Textauszug:

Berlin-Tiergarten: Greenpeace-Razzia: "Justizsenator hat seinen Laden nicht im Griff"

Von den Durchsuchungen bei Greenpeace wusste Dirk Behrendt laut eigenen Angaben nichts. Hat er seine Behörde nicht im Griff?

Von Fatina Keilani

3500 Liter Farbe sind eine glitschige Sache und können auch einen Senator ins Schlingern bringen. Justizsenator Dirk Behrendt (Grüne) war von der Staatsanwaltschaft von den Durchsuchungen bei Greenpeace nach eigenen Angaben nicht unterrichtet worden. Er habe es aus der Presse erfahren und deshalb einen Bericht bei den Ermittlern angefordert, teilte sein Sprecher mit.

„Dann hat Behrendt seinen Laden nicht im Griff“, sagt ein früherer Ermittler. „In spektakulären Verfahren gibt es eine Berichtspflicht über die Einleitung des Verfahrens, über die Ermittlungen, dazu gehören Durchsuchungen, und über den Abschluss.“ Ein Staatsanwalt mutmaßt, der Bericht an Behrendt sei unterblieben, um zu verhindern, dass Greenpeace vorgewarnt wird – eine erhebliche Unterstellung, die ein Sprecher Behrendts brüsk zurückweist.

Datenauszug:

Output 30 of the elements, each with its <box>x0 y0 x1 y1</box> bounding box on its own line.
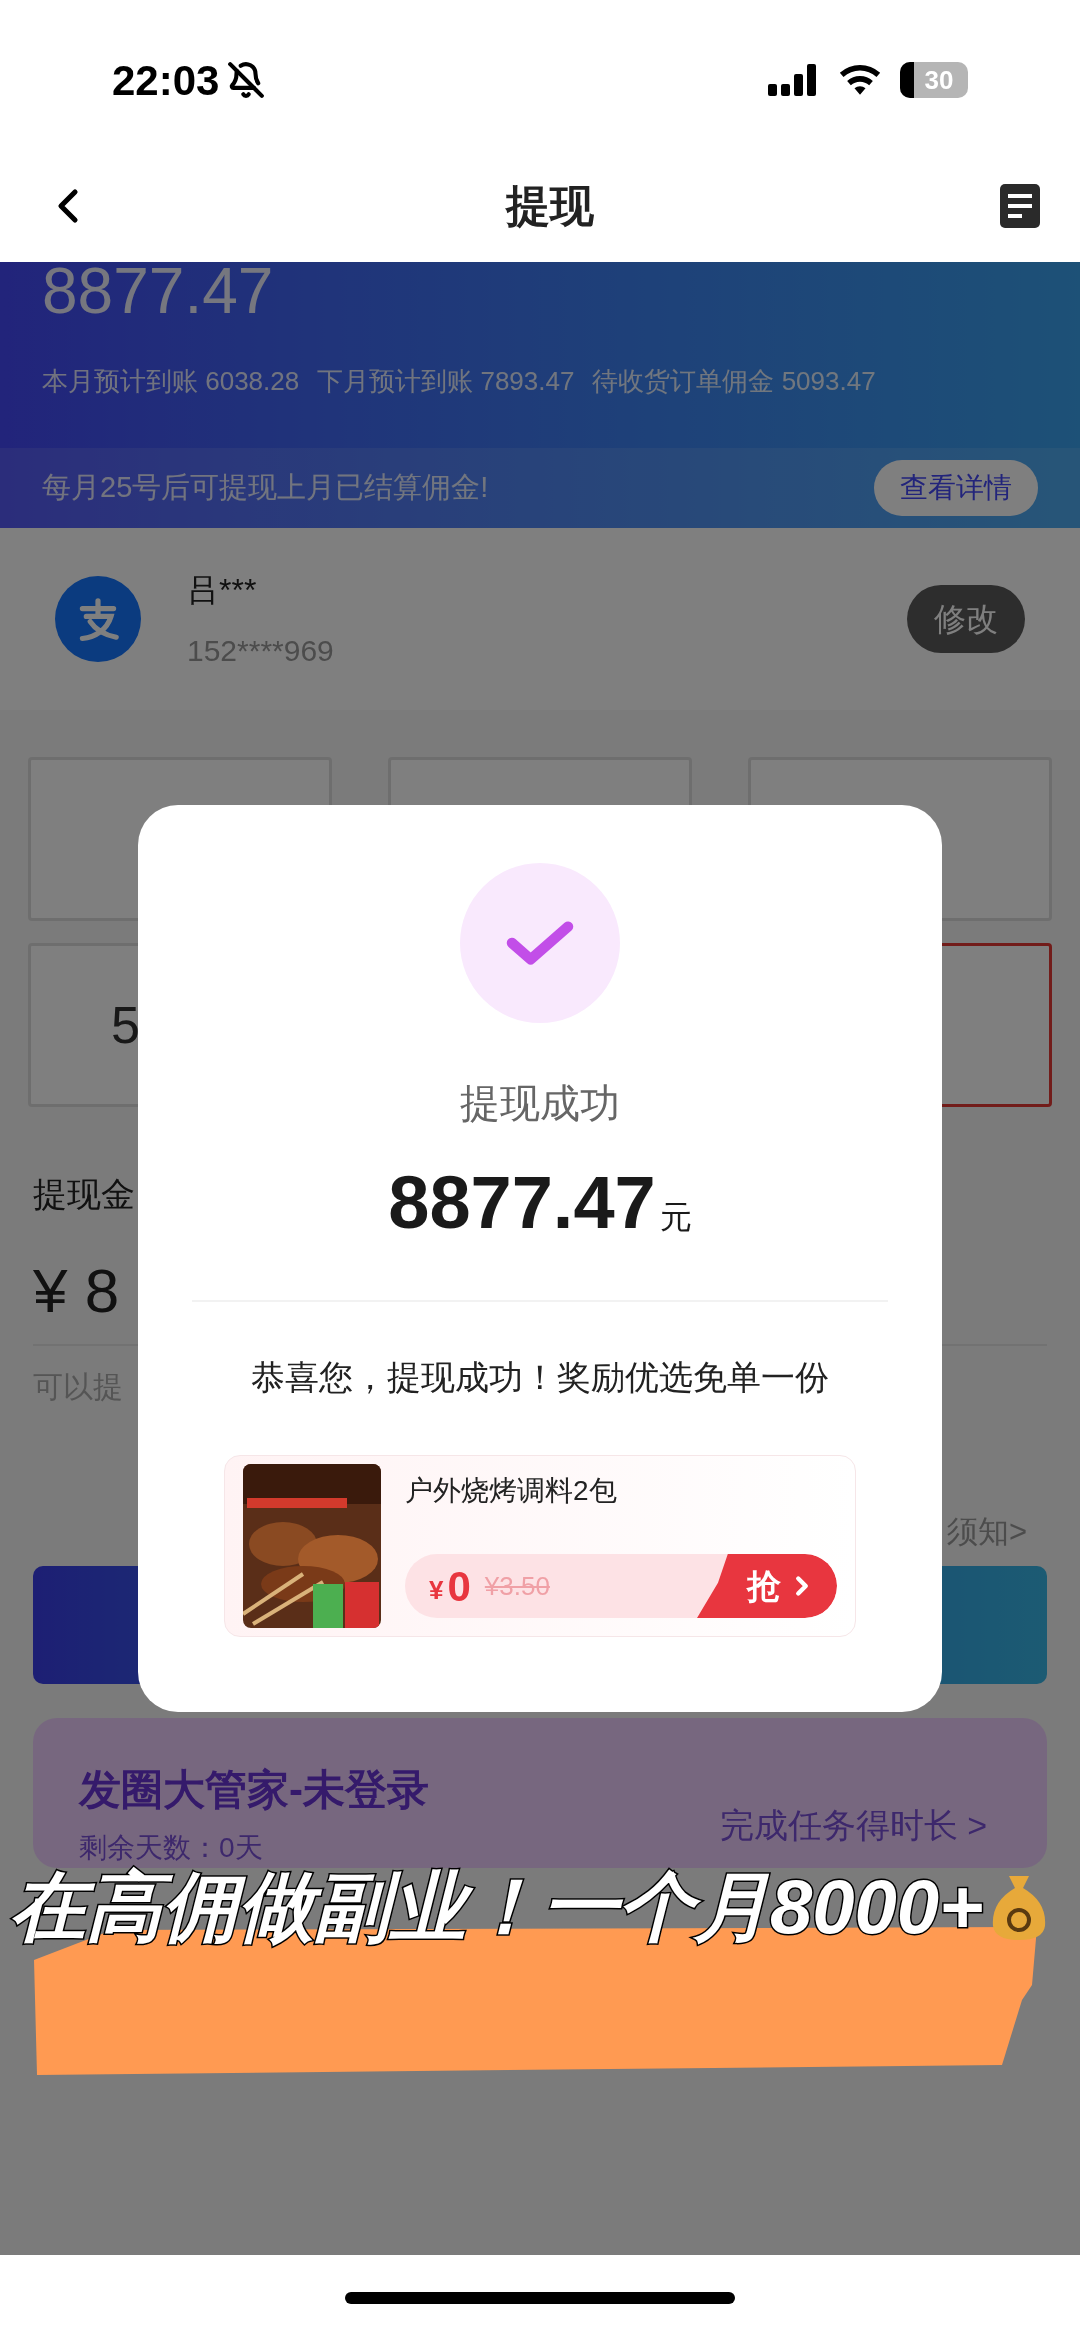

Aufgaben:
1. Bearbeite den Textauszug: Gib ihn zwischen „3500 Liter Farbe“ und „Behrendts brüsk zurückweist.“ einschließlich wieder und ersetze dabei „Staatsanwaltschaft“ durch „Anklagebehörde“.
2. Fasse den Textauszug in zwei Sätzen zusammen.
3. Übersetze diesen Satz aus dem Textauszug ins Englische: „3500 Liter Farbe sind eine glitschige Sache und können auch einen Senator ins Schlingern bringen.“
Das Material steht für sich und gehört nicht zum Textauszug.

Antworten:
1.
3500 Liter Farbe sind eine glitschige Sache und können auch einen Senator ins Schlingern bringen. Justizsenator Dirk Behrendt (Grüne) war von der Anklagebehörde von den Durchsuchungen bei Greenpeace nach eigenen Angaben nicht unterrichtet worden. Er habe es aus der Presse erfahren und deshalb einen Bericht bei den Ermittlern angefordert, teilte sein Sprecher mit.

„Dann hat Behrendt seinen Laden nicht im Griff“, sagt ein früherer Ermittler. „In spektakulären Verfahren gibt es eine Berichtspflicht über die Einleitung des Verfahrens, über die Ermittlungen, dazu gehören Durchsuchungen, und über den Abschluss.“ Ein Staatsanwalt mutmaßt, der Bericht an Behrendt sei unterblieben, um zu verhindern, dass Greenpeace vorgewarnt wird – eine erhebliche Unterstellung, die ein Sprecher Behrendts brüsk zurückweist.

2. Justizsenator Dirk Behrendt (Grüne) wurde nach eigenen Angaben von der Staatsanwaltschaft nicht über die Durchsuchungen bei Greenpeace unterrichtet, erfuhr davon aus der Presse und forderte einen Bericht bei den Ermittlern an. Ein früherer Ermittler meint, Behrendt habe dann seinen Laden nicht im Griff, und ein Staatsanwalt mutmaßt, der Bericht sei unterblieben, damit Greenpeace nicht vorgewarnt wird, was ein Sprecher Behrendts brüsk zurückweist.

3. 3,500 liters of paint are a slippery business and can send even a senator into a skid.